MATERIAL PROVIDED:
[START]
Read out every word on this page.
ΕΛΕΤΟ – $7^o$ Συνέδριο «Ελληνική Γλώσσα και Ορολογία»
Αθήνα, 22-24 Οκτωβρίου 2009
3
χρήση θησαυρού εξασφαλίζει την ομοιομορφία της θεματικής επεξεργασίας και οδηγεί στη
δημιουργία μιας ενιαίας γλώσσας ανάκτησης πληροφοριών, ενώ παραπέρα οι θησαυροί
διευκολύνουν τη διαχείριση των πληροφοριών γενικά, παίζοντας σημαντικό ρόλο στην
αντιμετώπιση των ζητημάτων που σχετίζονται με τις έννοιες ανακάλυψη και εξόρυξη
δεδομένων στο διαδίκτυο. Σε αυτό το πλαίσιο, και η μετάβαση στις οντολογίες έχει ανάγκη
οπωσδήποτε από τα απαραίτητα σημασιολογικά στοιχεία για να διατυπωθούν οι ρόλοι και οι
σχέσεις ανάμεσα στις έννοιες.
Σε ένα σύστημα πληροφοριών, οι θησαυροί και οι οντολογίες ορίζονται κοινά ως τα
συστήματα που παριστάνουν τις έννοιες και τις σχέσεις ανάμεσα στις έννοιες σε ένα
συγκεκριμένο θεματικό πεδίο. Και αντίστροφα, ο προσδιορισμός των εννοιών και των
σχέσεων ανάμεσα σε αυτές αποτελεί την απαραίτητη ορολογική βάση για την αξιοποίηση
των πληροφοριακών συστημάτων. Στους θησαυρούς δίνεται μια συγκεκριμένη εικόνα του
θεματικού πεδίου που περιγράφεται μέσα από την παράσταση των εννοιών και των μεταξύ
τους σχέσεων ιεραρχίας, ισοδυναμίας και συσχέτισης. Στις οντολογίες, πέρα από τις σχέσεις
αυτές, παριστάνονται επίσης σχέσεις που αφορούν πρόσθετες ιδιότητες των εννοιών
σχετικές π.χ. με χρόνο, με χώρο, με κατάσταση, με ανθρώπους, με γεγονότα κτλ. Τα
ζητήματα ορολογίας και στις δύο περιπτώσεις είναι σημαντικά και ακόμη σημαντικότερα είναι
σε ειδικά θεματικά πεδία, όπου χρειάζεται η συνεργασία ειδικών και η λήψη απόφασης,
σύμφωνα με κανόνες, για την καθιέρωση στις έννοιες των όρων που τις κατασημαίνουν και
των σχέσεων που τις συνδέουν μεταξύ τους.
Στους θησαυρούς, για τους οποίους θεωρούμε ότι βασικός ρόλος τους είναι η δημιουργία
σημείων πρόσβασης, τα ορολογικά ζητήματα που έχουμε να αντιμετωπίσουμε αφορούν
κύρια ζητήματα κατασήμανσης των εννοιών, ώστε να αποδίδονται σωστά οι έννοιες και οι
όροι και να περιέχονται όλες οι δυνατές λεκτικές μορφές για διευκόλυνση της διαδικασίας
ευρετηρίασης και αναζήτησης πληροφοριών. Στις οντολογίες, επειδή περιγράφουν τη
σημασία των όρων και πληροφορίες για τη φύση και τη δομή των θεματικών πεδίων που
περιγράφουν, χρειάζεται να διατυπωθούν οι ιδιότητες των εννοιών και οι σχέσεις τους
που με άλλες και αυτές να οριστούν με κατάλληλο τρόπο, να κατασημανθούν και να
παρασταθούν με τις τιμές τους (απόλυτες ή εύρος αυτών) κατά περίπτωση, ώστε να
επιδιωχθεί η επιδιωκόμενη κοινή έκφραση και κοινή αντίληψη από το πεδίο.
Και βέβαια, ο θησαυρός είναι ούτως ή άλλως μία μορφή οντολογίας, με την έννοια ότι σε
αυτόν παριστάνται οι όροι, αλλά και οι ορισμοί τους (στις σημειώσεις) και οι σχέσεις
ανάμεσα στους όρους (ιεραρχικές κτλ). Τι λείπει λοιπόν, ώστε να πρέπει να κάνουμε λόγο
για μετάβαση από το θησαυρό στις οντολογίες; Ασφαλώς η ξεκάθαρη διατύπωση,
[END]
YOUR INSTRUCTIONS: Every line of the records that includes the word "θησαυροί" should be gathered.

SOLUTION TO THIS EXERCISE:
δημιουργία μιας ενιαίας γλώσσας ανάκτησης πληροφοριών, ενώ παραπέρα οι θησαυροί
Σε ένα σύστημα πληροφοριών, οι θησαυροί και οι οντολογίες ορίζονται κοινά ως τα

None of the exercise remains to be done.